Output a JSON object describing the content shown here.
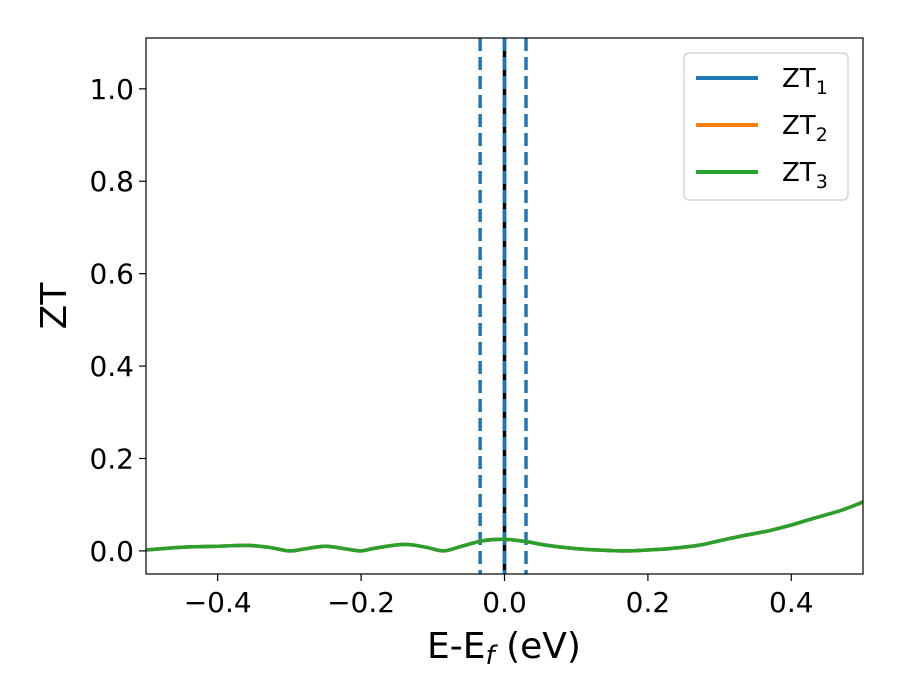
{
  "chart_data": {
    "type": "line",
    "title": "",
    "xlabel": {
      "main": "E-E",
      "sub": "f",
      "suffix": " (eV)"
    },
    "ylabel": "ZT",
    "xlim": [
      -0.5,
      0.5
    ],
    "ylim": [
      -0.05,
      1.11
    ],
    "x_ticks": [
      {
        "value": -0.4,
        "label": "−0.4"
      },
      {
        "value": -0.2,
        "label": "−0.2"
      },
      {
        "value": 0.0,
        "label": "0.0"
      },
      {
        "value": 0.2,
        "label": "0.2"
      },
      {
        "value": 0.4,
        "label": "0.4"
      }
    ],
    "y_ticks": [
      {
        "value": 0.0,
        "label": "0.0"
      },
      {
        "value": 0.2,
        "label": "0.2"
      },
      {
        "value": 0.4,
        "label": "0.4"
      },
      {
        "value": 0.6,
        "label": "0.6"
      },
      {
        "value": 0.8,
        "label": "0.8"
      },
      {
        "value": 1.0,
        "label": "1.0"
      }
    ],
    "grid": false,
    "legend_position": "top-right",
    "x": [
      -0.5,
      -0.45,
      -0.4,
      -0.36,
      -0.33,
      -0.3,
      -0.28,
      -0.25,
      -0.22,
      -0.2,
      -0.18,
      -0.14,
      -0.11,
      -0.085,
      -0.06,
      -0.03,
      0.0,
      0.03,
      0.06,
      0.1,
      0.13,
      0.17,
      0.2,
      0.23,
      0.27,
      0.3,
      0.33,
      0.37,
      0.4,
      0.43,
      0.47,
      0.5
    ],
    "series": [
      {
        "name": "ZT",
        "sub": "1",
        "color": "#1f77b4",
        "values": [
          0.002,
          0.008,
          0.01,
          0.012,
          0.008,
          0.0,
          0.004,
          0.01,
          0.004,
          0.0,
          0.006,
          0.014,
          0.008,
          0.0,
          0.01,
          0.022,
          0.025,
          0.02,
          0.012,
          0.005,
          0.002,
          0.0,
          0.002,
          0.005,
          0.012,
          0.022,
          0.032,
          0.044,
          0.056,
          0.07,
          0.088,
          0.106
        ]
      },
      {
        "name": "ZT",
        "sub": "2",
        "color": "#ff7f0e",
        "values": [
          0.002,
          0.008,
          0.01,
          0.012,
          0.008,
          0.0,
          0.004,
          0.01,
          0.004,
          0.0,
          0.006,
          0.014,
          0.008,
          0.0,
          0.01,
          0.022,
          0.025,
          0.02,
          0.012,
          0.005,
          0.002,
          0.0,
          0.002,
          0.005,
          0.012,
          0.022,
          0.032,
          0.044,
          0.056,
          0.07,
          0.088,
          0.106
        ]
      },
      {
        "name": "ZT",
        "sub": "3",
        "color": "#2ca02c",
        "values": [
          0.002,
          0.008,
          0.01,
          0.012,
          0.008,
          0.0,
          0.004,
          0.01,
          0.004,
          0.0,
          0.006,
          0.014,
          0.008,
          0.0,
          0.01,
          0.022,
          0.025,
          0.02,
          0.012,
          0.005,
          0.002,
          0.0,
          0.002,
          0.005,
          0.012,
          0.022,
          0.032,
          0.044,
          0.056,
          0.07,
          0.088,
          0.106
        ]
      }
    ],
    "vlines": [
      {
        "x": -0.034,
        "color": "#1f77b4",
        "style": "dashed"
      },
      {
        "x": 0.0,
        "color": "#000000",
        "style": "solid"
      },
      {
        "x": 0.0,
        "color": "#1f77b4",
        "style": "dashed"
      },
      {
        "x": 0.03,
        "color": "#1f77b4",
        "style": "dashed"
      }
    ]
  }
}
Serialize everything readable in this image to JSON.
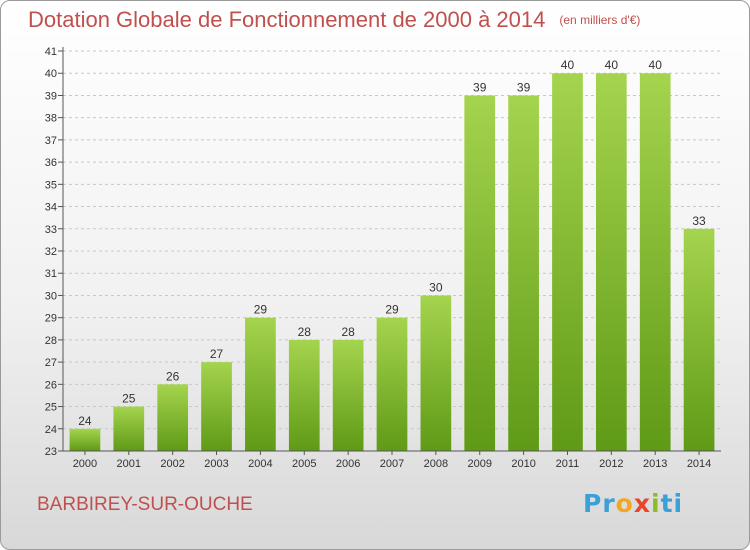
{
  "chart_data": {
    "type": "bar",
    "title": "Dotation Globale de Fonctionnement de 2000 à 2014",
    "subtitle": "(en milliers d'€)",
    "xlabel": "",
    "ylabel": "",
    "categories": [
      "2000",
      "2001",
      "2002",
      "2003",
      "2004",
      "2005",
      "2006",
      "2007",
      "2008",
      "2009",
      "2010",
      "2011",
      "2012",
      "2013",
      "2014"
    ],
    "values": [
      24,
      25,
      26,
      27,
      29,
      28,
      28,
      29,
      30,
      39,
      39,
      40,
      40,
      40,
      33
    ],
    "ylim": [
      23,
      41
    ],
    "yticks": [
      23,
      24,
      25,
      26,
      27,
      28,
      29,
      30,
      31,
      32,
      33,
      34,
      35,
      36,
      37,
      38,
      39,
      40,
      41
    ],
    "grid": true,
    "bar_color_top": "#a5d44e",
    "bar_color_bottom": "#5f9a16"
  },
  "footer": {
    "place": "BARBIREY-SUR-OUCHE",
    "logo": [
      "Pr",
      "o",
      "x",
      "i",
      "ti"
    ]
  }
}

#####

Print every entry exactly as written, without the pictures.

**Problem solution:**
Output a JSON object describing the content shown here.
{
  "chart_data": {
    "type": "line",
    "title": "",
    "xlabel": {
      "main": "E-E",
      "sub": "f",
      "suffix": " (eV)"
    },
    "ylabel": "ZT",
    "xlim": [
      -0.5,
      0.5
    ],
    "ylim": [
      -0.05,
      1.11
    ],
    "x_ticks": [
      {
        "value": -0.4,
        "label": "−0.4"
      },
      {
        "value": -0.2,
        "label": "−0.2"
      },
      {
        "value": 0.0,
        "label": "0.0"
      },
      {
        "value": 0.2,
        "label": "0.2"
      },
      {
        "value": 0.4,
        "label": "0.4"
      }
    ],
    "y_ticks": [
      {
        "value": 0.0,
        "label": "0.0"
      },
      {
        "value": 0.2,
        "label": "0.2"
      },
      {
        "value": 0.4,
        "label": "0.4"
      },
      {
        "value": 0.6,
        "label": "0.6"
      },
      {
        "value": 0.8,
        "label": "0.8"
      },
      {
        "value": 1.0,
        "label": "1.0"
      }
    ],
    "grid": false,
    "legend_position": "top-right",
    "x": [
      -0.5,
      -0.45,
      -0.4,
      -0.36,
      -0.33,
      -0.3,
      -0.28,
      -0.25,
      -0.22,
      -0.2,
      -0.18,
      -0.14,
      -0.11,
      -0.085,
      -0.06,
      -0.03,
      0.0,
      0.03,
      0.06,
      0.1,
      0.13,
      0.17,
      0.2,
      0.23,
      0.27,
      0.3,
      0.33,
      0.37,
      0.4,
      0.43,
      0.47,
      0.5
    ],
    "series": [
      {
        "name": "ZT",
        "sub": "1",
        "color": "#1f77b4",
        "values": [
          0.002,
          0.008,
          0.01,
          0.012,
          0.008,
          0.0,
          0.004,
          0.01,
          0.004,
          0.0,
          0.006,
          0.014,
          0.008,
          0.0,
          0.01,
          0.022,
          0.025,
          0.02,
          0.012,
          0.005,
          0.002,
          0.0,
          0.002,
          0.005,
          0.012,
          0.022,
          0.032,
          0.044,
          0.056,
          0.07,
          0.088,
          0.106
        ]
      },
      {
        "name": "ZT",
        "sub": "2",
        "color": "#ff7f0e",
        "values": [
          0.002,
          0.008,
          0.01,
          0.012,
          0.008,
          0.0,
          0.004,
          0.01,
          0.004,
          0.0,
          0.006,
          0.014,
          0.008,
          0.0,
          0.01,
          0.022,
          0.025,
          0.02,
          0.012,
          0.005,
          0.002,
          0.0,
          0.002,
          0.005,
          0.012,
          0.022,
          0.032,
          0.044,
          0.056,
          0.07,
          0.088,
          0.106
        ]
      },
      {
        "name": "ZT",
        "sub": "3",
        "color": "#2ca02c",
        "values": [
          0.002,
          0.008,
          0.01,
          0.012,
          0.008,
          0.0,
          0.004,
          0.01,
          0.004,
          0.0,
          0.006,
          0.014,
          0.008,
          0.0,
          0.01,
          0.022,
          0.025,
          0.02,
          0.012,
          0.005,
          0.002,
          0.0,
          0.002,
          0.005,
          0.012,
          0.022,
          0.032,
          0.044,
          0.056,
          0.07,
          0.088,
          0.106
        ]
      }
    ],
    "vlines": [
      {
        "x": -0.034,
        "color": "#1f77b4",
        "style": "dashed"
      },
      {
        "x": 0.0,
        "color": "#000000",
        "style": "solid"
      },
      {
        "x": 0.0,
        "color": "#1f77b4",
        "style": "dashed"
      },
      {
        "x": 0.03,
        "color": "#1f77b4",
        "style": "dashed"
      }
    ]
  }
}
Serialize everything readable in this image to JSON.
{
  "chart_data": {
    "type": "bar",
    "title": "Dotation Globale de Fonctionnement de 2000 à 2014",
    "subtitle": "(en milliers d'€)",
    "xlabel": "",
    "ylabel": "",
    "categories": [
      "2000",
      "2001",
      "2002",
      "2003",
      "2004",
      "2005",
      "2006",
      "2007",
      "2008",
      "2009",
      "2010",
      "2011",
      "2012",
      "2013",
      "2014"
    ],
    "values": [
      24,
      25,
      26,
      27,
      29,
      28,
      28,
      29,
      30,
      39,
      39,
      40,
      40,
      40,
      33
    ],
    "ylim": [
      23,
      41
    ],
    "yticks": [
      23,
      24,
      25,
      26,
      27,
      28,
      29,
      30,
      31,
      32,
      33,
      34,
      35,
      36,
      37,
      38,
      39,
      40,
      41
    ],
    "grid": true,
    "bar_color_top": "#a5d44e",
    "bar_color_bottom": "#5f9a16"
  },
  "footer": {
    "place": "BARBIREY-SUR-OUCHE",
    "logo": [
      "Pr",
      "o",
      "x",
      "i",
      "ti"
    ]
  }
}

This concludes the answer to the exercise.